* **WORK TO BE COMPLETED**: Omit images. Retype all entries verbatim.

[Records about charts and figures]
● ● ● ● ●

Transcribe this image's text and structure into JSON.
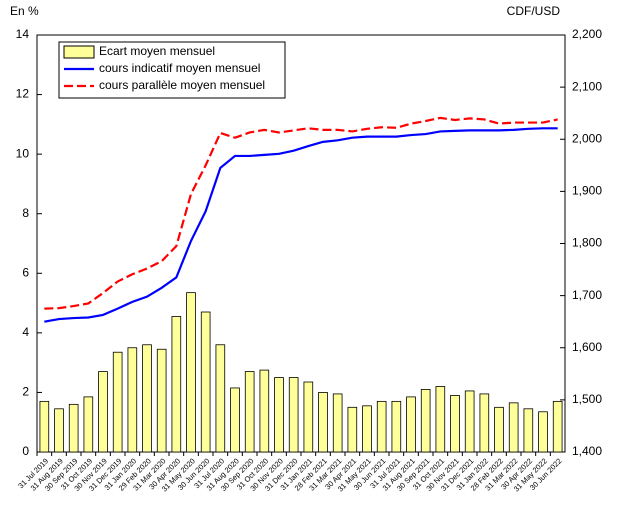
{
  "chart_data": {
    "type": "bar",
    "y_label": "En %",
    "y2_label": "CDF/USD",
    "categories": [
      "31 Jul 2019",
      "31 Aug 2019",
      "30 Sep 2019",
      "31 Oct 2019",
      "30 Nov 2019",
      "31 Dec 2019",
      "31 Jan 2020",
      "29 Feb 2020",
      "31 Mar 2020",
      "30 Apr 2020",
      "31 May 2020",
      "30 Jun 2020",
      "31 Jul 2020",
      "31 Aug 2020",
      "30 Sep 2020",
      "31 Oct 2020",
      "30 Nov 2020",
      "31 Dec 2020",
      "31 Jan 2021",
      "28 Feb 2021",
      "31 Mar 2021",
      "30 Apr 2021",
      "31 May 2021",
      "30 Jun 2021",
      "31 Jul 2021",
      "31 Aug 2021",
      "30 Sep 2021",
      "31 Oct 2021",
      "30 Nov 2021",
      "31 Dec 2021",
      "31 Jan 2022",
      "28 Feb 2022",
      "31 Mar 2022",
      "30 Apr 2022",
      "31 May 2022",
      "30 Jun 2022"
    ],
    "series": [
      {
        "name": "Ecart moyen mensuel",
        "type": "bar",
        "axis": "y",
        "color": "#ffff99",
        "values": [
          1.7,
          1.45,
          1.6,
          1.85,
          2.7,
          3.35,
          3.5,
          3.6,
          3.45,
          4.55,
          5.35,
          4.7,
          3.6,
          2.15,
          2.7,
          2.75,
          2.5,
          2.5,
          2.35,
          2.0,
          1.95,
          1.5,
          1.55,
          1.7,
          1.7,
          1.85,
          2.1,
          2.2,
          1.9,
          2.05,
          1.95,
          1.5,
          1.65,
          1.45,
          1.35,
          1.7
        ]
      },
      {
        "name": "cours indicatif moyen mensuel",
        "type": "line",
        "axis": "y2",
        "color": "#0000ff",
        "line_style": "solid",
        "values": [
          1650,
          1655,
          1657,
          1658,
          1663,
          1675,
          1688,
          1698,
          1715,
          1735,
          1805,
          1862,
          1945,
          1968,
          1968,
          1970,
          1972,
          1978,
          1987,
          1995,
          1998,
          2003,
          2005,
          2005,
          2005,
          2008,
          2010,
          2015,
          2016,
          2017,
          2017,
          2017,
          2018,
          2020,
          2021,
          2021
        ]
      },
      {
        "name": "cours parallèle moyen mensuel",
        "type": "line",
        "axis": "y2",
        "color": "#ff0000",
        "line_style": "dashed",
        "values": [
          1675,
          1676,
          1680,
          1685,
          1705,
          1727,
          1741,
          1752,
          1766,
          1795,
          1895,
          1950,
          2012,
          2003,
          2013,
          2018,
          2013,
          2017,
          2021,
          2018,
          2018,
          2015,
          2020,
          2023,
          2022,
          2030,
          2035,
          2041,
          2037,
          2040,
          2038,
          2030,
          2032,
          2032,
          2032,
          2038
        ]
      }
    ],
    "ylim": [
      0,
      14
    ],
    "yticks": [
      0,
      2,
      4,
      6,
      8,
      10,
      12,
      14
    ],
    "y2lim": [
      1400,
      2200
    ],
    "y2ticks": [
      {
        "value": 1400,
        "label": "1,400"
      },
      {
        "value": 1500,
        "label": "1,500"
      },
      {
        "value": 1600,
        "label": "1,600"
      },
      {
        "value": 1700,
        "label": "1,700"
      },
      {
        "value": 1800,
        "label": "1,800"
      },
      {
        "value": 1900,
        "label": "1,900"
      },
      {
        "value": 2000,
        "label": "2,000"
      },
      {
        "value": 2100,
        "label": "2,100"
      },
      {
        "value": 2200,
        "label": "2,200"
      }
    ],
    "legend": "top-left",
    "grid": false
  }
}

● ● ● ● ●

* **RESULT BELOW**:
Transcribe this image's text and structure into JSON.
{
  "chart_data": {
    "type": "bar",
    "y_label": "En %",
    "y2_label": "CDF/USD",
    "categories": [
      "31 Jul 2019",
      "31 Aug 2019",
      "30 Sep 2019",
      "31 Oct 2019",
      "30 Nov 2019",
      "31 Dec 2019",
      "31 Jan 2020",
      "29 Feb 2020",
      "31 Mar 2020",
      "30 Apr 2020",
      "31 May 2020",
      "30 Jun 2020",
      "31 Jul 2020",
      "31 Aug 2020",
      "30 Sep 2020",
      "31 Oct 2020",
      "30 Nov 2020",
      "31 Dec 2020",
      "31 Jan 2021",
      "28 Feb 2021",
      "31 Mar 2021",
      "30 Apr 2021",
      "31 May 2021",
      "30 Jun 2021",
      "31 Jul 2021",
      "31 Aug 2021",
      "30 Sep 2021",
      "31 Oct 2021",
      "30 Nov 2021",
      "31 Dec 2021",
      "31 Jan 2022",
      "28 Feb 2022",
      "31 Mar 2022",
      "30 Apr 2022",
      "31 May 2022",
      "30 Jun 2022"
    ],
    "series": [
      {
        "name": "Ecart moyen mensuel",
        "type": "bar",
        "axis": "y",
        "color": "#ffff99",
        "values": [
          1.7,
          1.45,
          1.6,
          1.85,
          2.7,
          3.35,
          3.5,
          3.6,
          3.45,
          4.55,
          5.35,
          4.7,
          3.6,
          2.15,
          2.7,
          2.75,
          2.5,
          2.5,
          2.35,
          2.0,
          1.95,
          1.5,
          1.55,
          1.7,
          1.7,
          1.85,
          2.1,
          2.2,
          1.9,
          2.05,
          1.95,
          1.5,
          1.65,
          1.45,
          1.35,
          1.7
        ]
      },
      {
        "name": "cours indicatif moyen mensuel",
        "type": "line",
        "axis": "y2",
        "color": "#0000ff",
        "line_style": "solid",
        "values": [
          1650,
          1655,
          1657,
          1658,
          1663,
          1675,
          1688,
          1698,
          1715,
          1735,
          1805,
          1862,
          1945,
          1968,
          1968,
          1970,
          1972,
          1978,
          1987,
          1995,
          1998,
          2003,
          2005,
          2005,
          2005,
          2008,
          2010,
          2015,
          2016,
          2017,
          2017,
          2017,
          2018,
          2020,
          2021,
          2021
        ]
      },
      {
        "name": "cours parallèle moyen mensuel",
        "type": "line",
        "axis": "y2",
        "color": "#ff0000",
        "line_style": "dashed",
        "values": [
          1675,
          1676,
          1680,
          1685,
          1705,
          1727,
          1741,
          1752,
          1766,
          1795,
          1895,
          1950,
          2012,
          2003,
          2013,
          2018,
          2013,
          2017,
          2021,
          2018,
          2018,
          2015,
          2020,
          2023,
          2022,
          2030,
          2035,
          2041,
          2037,
          2040,
          2038,
          2030,
          2032,
          2032,
          2032,
          2038
        ]
      }
    ],
    "ylim": [
      0,
      14
    ],
    "yticks": [
      0,
      2,
      4,
      6,
      8,
      10,
      12,
      14
    ],
    "y2lim": [
      1400,
      2200
    ],
    "y2ticks": [
      {
        "value": 1400,
        "label": "1,400"
      },
      {
        "value": 1500,
        "label": "1,500"
      },
      {
        "value": 1600,
        "label": "1,600"
      },
      {
        "value": 1700,
        "label": "1,700"
      },
      {
        "value": 1800,
        "label": "1,800"
      },
      {
        "value": 1900,
        "label": "1,900"
      },
      {
        "value": 2000,
        "label": "2,000"
      },
      {
        "value": 2100,
        "label": "2,100"
      },
      {
        "value": 2200,
        "label": "2,200"
      }
    ],
    "legend": "top-left",
    "grid": false
  }
}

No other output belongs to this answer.